Input records:
——

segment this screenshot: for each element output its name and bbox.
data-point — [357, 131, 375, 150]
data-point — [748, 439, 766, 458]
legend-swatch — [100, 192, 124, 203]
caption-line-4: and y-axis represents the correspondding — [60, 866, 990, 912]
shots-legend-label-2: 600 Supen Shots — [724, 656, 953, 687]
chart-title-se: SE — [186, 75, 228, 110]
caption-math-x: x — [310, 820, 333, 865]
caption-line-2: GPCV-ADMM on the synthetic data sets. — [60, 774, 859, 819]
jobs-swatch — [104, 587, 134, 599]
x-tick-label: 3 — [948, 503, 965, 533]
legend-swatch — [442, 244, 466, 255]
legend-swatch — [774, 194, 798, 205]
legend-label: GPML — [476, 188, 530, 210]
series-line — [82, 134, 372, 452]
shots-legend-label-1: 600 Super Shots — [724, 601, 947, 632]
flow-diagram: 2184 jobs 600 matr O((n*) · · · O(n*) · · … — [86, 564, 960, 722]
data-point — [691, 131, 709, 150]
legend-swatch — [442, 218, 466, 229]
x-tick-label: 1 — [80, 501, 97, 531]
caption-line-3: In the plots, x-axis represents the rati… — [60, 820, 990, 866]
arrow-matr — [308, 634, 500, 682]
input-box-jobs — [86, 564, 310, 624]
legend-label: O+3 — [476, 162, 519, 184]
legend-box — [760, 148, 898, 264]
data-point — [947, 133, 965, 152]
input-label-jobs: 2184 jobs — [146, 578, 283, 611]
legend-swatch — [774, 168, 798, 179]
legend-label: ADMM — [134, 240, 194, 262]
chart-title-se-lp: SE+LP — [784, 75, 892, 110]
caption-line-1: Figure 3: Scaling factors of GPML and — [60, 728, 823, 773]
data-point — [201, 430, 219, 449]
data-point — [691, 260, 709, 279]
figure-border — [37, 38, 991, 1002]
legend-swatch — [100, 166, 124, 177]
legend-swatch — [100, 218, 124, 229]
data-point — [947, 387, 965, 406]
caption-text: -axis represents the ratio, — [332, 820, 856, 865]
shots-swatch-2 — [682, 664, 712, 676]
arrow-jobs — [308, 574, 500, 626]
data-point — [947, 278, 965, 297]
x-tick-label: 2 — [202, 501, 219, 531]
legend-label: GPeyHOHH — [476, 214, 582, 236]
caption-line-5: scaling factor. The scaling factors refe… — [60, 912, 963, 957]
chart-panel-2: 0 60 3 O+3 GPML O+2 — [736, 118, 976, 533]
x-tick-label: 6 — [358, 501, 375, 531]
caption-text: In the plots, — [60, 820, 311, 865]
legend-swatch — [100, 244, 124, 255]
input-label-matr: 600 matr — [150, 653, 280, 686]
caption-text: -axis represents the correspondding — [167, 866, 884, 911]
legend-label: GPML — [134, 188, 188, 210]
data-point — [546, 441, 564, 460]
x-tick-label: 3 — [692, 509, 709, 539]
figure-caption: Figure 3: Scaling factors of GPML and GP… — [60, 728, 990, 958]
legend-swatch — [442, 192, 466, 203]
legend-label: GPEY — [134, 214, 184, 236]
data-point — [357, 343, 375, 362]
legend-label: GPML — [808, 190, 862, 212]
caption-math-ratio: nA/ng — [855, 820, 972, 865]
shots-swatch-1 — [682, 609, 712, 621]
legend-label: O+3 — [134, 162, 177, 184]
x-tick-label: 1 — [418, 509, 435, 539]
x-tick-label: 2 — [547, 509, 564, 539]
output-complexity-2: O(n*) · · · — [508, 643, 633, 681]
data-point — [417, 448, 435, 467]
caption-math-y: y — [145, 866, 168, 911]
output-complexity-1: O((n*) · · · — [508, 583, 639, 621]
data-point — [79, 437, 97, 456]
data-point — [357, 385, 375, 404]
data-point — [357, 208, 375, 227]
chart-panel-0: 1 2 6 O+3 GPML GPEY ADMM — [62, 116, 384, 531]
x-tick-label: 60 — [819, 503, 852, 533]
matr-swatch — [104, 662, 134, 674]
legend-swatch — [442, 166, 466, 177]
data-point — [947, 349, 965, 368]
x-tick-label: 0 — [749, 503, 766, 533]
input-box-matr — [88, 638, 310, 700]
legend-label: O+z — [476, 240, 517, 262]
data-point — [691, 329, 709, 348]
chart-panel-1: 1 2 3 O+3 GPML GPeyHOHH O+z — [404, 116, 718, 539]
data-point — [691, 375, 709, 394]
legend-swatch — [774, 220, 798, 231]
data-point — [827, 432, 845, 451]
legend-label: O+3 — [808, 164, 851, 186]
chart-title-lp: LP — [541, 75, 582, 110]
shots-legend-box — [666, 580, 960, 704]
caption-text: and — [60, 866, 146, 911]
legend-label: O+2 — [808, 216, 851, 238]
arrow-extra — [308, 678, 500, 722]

——

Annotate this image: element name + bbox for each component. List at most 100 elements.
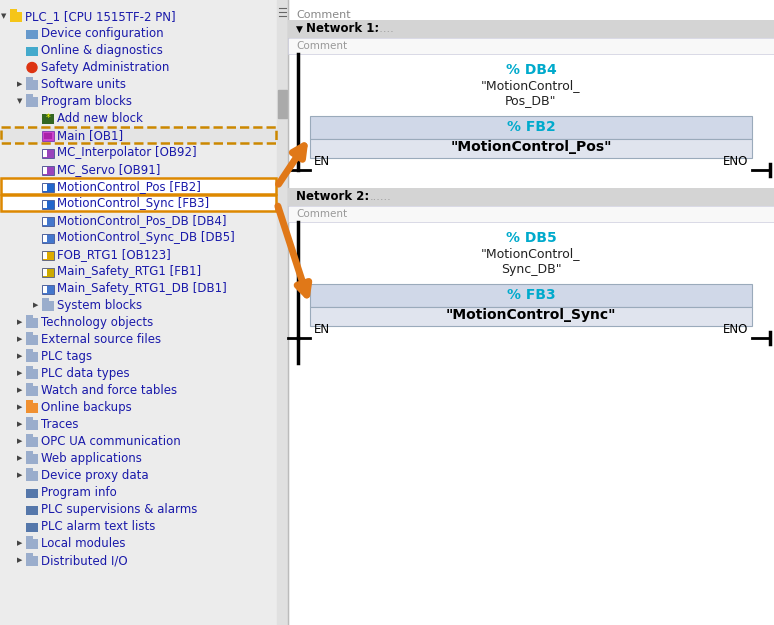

——

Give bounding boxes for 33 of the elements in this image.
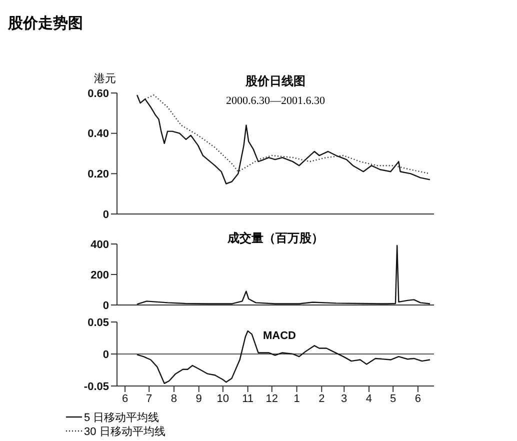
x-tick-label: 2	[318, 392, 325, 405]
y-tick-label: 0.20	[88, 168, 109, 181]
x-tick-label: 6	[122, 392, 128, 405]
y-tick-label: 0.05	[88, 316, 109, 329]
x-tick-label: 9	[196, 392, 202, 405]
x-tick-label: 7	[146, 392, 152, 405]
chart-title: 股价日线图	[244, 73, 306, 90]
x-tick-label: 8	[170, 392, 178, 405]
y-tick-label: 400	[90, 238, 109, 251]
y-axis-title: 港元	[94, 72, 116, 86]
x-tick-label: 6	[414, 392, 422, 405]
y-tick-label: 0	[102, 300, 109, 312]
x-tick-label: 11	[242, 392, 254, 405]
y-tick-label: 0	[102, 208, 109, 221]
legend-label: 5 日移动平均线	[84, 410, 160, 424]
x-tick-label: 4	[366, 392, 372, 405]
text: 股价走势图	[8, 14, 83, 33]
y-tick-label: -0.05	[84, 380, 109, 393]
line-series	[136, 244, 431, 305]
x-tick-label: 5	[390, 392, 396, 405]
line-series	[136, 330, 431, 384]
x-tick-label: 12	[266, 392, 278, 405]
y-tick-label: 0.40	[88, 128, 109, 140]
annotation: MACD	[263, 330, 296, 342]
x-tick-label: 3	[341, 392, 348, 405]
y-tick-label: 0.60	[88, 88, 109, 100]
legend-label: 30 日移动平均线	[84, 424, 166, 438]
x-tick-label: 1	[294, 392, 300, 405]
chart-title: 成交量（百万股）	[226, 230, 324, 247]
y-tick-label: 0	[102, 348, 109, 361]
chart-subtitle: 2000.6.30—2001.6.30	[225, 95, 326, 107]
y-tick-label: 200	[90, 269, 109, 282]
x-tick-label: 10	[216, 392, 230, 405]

——

Exercise aim:
Please rename "x-tick-label" to "x-tick" in the records from the line with "Give bounding boxes" to the line with "330, 431, 384]", leaving every other part of those lines unchanged. Output only these lines and omit the pictures.

Written reply:
Give bounding boxes for 33 of the elements in this image.
x-tick: 2	[318, 392, 325, 405]
y-tick-label: 0.20	[88, 168, 109, 181]
x-tick: 6	[122, 392, 128, 405]
y-tick-label: 0.05	[88, 316, 109, 329]
x-tick: 9	[196, 392, 202, 405]
x-tick: 7	[146, 392, 152, 405]
chart-title: 股价日线图	[244, 73, 306, 90]
x-tick: 8	[170, 392, 178, 405]
y-tick-label: 400	[90, 238, 109, 251]
y-axis-title: 港元	[94, 72, 116, 86]
x-tick: 6	[414, 392, 422, 405]
y-tick-label: 0	[102, 300, 109, 312]
x-tick: 11	[242, 392, 254, 405]
y-tick-label: 0	[102, 208, 109, 221]
legend-label: 5 日移动平均线	[84, 410, 160, 424]
x-tick: 4	[366, 392, 372, 405]
text: 股价走势图	[8, 14, 83, 33]
y-tick-label: -0.05	[84, 380, 109, 393]
line-series	[136, 244, 431, 305]
x-tick: 5	[390, 392, 396, 405]
line-series	[136, 330, 431, 384]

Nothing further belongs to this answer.